_Recorded information:_

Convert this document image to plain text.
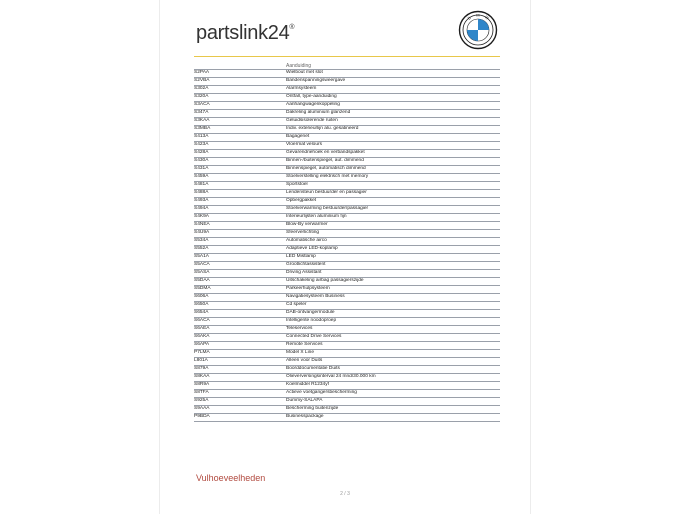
partslink24®
B
M W
	Aanduiding
S2PAA	Wielbout met slot
S2VBA	Bandenspanningsweergave
S302A	Alarmsysteem
S320A	Ontfall, type-aanduiding
S3ACA	Aanhangwagenkoppeling
S347A	Dakreling aluminium glanzend
S3KAA	Geluidsisolerende ruiten
S3MBA	Indiv. exterieurlijn alu. gesatineerd
S413A	Bagagenet
S423A	Vloermat velours
S428A	Gevarendriehoek en verbandspakket
S430A	Binnen-/buitenspiegel, aut. dimmend
S431A	Binnenspiegel, automatisch dimmend
S459A	Stoelverstelling elektrisch met memory
S481A	Sportstoel
S488A	Lendensteun bestuurder en passagier
S493A	Opbergpakket
S494A	Stoelverwarming bestuurder/passagier
S4K9A	Interieurlijsten aluminium fijn
S4NEA	Blow-By verwarmer
S4U9A	Sfeerverlichting
S534A	Automatische airco
S552A	Adaptieve LED-koplamp
S5A1A	LED Mistlamp
S5ACA	Grootlichtassistent
S5ASA	Driving Assistant
S5DAA	Uitschakeling airbag passagierszijde
S5DMA	Parkeerhulpsysteem
S606A	Navigatiesysteem Business
S650A	Cd speler
S654A	DAB-ontvangermodule
S6ACA	Intelligente noodoproep
S6AEA	Teleservices
S6AKA	Connected Drive Services
S6APA	Remote Services
P7LMA	Model X Line
L801A	Alleen voor Duits
S879A	Boorddocumentatie Duits
S8KAA	Olieverversingsinterval 24 mnd/30.000 km
S8R9A	Koelmiddel R1234yf
S8TFA	Actieve voetgangersbescherming
S925A	Dummy-SALAPA
S9AAA	Bescherming buitenzijde
P9BDA	Businesspackage
Vulhoeveelheden
2 / 3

_Work required:_ Every record must be copied exactly, with images dropped from the result.

_Answer:_
Convert this document image to plain text.
partslink24®
B
M W
	Aanduiding
S2PAA	Wielbout met slot
S2VBA	Bandenspanningsweergave
S302A	Alarmsysteem
S320A	Ontfall, type-aanduiding
S3ACA	Aanhangwagenkoppeling
S347A	Dakreling aluminium glanzend
S3KAA	Geluidsisolerende ruiten
S3MBA	Indiv. exterieurlijn alu. gesatineerd
S413A	Bagagenet
S423A	Vloermat velours
S428A	Gevarendriehoek en verbandspakket
S430A	Binnen-/buitenspiegel, aut. dimmend
S431A	Binnenspiegel, automatisch dimmend
S459A	Stoelverstelling elektrisch met memory
S481A	Sportstoel
S488A	Lendensteun bestuurder en passagier
S493A	Opbergpakket
S494A	Stoelverwarming bestuurder/passagier
S4K9A	Interieurlijsten aluminium fijn
S4NEA	Blow-By verwarmer
S4U9A	Sfeerverlichting
S534A	Automatische airco
S552A	Adaptieve LED-koplamp
S5A1A	LED Mistlamp
S5ACA	Grootlichtassistent
S5ASA	Driving Assistant
S5DAA	Uitschakeling airbag passagierszijde
S5DMA	Parkeerhulpsysteem
S606A	Navigatiesysteem Business
S650A	Cd speler
S654A	DAB-ontvangermodule
S6ACA	Intelligente noodoproep
S6AEA	Teleservices
S6AKA	Connected Drive Services
S6APA	Remote Services
P7LMA	Model X Line
L801A	Alleen voor Duits
S879A	Boorddocumentatie Duits
S8KAA	Olieverversingsinterval 24 mnd/30.000 km
S8R9A	Koelmiddel R1234yf
S8TFA	Actieve voetgangersbescherming
S925A	Dummy-SALAPA
S9AAA	Bescherming buitenzijde
P9BDA	Businesspackage
Vulhoeveelheden
2 / 3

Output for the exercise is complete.